» DIRECTIVE
Each entry below should be returned exactly as is, with the pictures removed.

Entries with figure data
::::::::
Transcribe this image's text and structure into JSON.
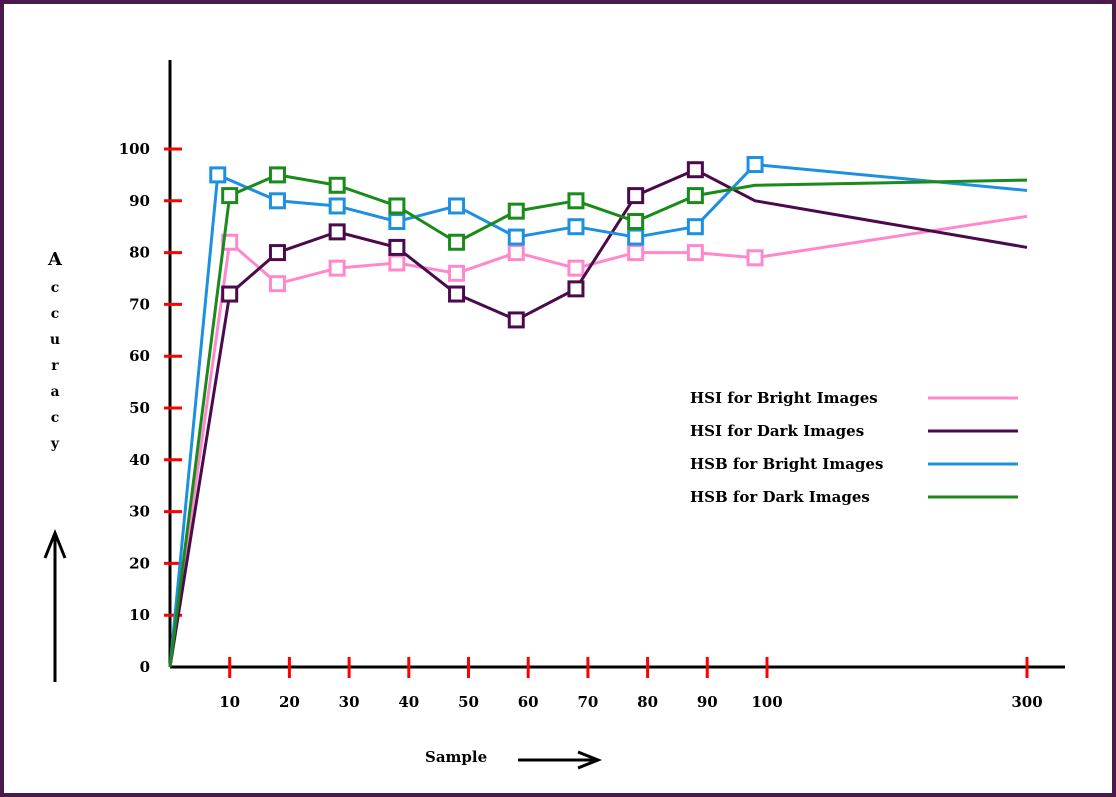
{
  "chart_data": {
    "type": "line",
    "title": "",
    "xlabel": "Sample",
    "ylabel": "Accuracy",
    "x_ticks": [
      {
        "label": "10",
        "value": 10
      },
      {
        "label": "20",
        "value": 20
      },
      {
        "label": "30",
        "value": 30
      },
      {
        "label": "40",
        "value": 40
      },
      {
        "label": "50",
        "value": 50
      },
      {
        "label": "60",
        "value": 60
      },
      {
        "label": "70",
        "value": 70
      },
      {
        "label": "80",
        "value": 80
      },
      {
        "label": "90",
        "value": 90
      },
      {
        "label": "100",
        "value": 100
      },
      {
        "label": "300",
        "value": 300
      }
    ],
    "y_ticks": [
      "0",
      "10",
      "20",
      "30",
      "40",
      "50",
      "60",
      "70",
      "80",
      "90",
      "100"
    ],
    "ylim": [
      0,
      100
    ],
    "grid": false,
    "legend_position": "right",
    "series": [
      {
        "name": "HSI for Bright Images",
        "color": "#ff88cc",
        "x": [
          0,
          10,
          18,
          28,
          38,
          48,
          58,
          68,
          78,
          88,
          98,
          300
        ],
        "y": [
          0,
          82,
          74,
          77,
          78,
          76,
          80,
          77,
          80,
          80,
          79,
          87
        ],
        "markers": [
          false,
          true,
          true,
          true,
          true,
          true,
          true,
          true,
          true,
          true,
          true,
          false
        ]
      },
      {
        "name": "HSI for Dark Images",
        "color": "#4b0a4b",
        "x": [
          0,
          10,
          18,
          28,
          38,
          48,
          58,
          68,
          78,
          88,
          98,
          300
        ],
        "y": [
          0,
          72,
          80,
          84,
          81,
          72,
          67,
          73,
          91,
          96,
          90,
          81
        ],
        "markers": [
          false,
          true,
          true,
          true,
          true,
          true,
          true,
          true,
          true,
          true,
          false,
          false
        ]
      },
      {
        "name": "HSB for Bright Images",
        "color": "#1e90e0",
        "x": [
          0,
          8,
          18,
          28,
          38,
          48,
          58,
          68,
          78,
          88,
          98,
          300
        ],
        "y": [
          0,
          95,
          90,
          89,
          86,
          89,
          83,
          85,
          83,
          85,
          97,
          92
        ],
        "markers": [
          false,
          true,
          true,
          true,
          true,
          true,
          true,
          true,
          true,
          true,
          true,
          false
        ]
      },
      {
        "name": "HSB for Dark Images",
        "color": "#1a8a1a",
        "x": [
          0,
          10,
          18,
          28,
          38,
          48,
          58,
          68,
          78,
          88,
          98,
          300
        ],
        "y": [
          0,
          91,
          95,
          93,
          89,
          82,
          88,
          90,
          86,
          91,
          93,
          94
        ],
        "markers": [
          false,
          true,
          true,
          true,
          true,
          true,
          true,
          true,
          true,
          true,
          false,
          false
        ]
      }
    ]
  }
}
::::::::
» ANSWER BELOW
Transcribe this image's text and structure into JSON.
{
  "chart_data": {
    "type": "line",
    "title": "",
    "xlabel": "Sample",
    "ylabel": "Accuracy",
    "x_ticks": [
      {
        "label": "10",
        "value": 10
      },
      {
        "label": "20",
        "value": 20
      },
      {
        "label": "30",
        "value": 30
      },
      {
        "label": "40",
        "value": 40
      },
      {
        "label": "50",
        "value": 50
      },
      {
        "label": "60",
        "value": 60
      },
      {
        "label": "70",
        "value": 70
      },
      {
        "label": "80",
        "value": 80
      },
      {
        "label": "90",
        "value": 90
      },
      {
        "label": "100",
        "value": 100
      },
      {
        "label": "300",
        "value": 300
      }
    ],
    "y_ticks": [
      "0",
      "10",
      "20",
      "30",
      "40",
      "50",
      "60",
      "70",
      "80",
      "90",
      "100"
    ],
    "ylim": [
      0,
      100
    ],
    "grid": false,
    "legend_position": "right",
    "series": [
      {
        "name": "HSI for Bright Images",
        "color": "#ff88cc",
        "x": [
          0,
          10,
          18,
          28,
          38,
          48,
          58,
          68,
          78,
          88,
          98,
          300
        ],
        "y": [
          0,
          82,
          74,
          77,
          78,
          76,
          80,
          77,
          80,
          80,
          79,
          87
        ],
        "markers": [
          false,
          true,
          true,
          true,
          true,
          true,
          true,
          true,
          true,
          true,
          true,
          false
        ]
      },
      {
        "name": "HSI for Dark Images",
        "color": "#4b0a4b",
        "x": [
          0,
          10,
          18,
          28,
          38,
          48,
          58,
          68,
          78,
          88,
          98,
          300
        ],
        "y": [
          0,
          72,
          80,
          84,
          81,
          72,
          67,
          73,
          91,
          96,
          90,
          81
        ],
        "markers": [
          false,
          true,
          true,
          true,
          true,
          true,
          true,
          true,
          true,
          true,
          false,
          false
        ]
      },
      {
        "name": "HSB for Bright Images",
        "color": "#1e90e0",
        "x": [
          0,
          8,
          18,
          28,
          38,
          48,
          58,
          68,
          78,
          88,
          98,
          300
        ],
        "y": [
          0,
          95,
          90,
          89,
          86,
          89,
          83,
          85,
          83,
          85,
          97,
          92
        ],
        "markers": [
          false,
          true,
          true,
          true,
          true,
          true,
          true,
          true,
          true,
          true,
          true,
          false
        ]
      },
      {
        "name": "HSB for Dark Images",
        "color": "#1a8a1a",
        "x": [
          0,
          10,
          18,
          28,
          38,
          48,
          58,
          68,
          78,
          88,
          98,
          300
        ],
        "y": [
          0,
          91,
          95,
          93,
          89,
          82,
          88,
          90,
          86,
          91,
          93,
          94
        ],
        "markers": [
          false,
          true,
          true,
          true,
          true,
          true,
          true,
          true,
          true,
          true,
          false,
          false
        ]
      }
    ]
  }
}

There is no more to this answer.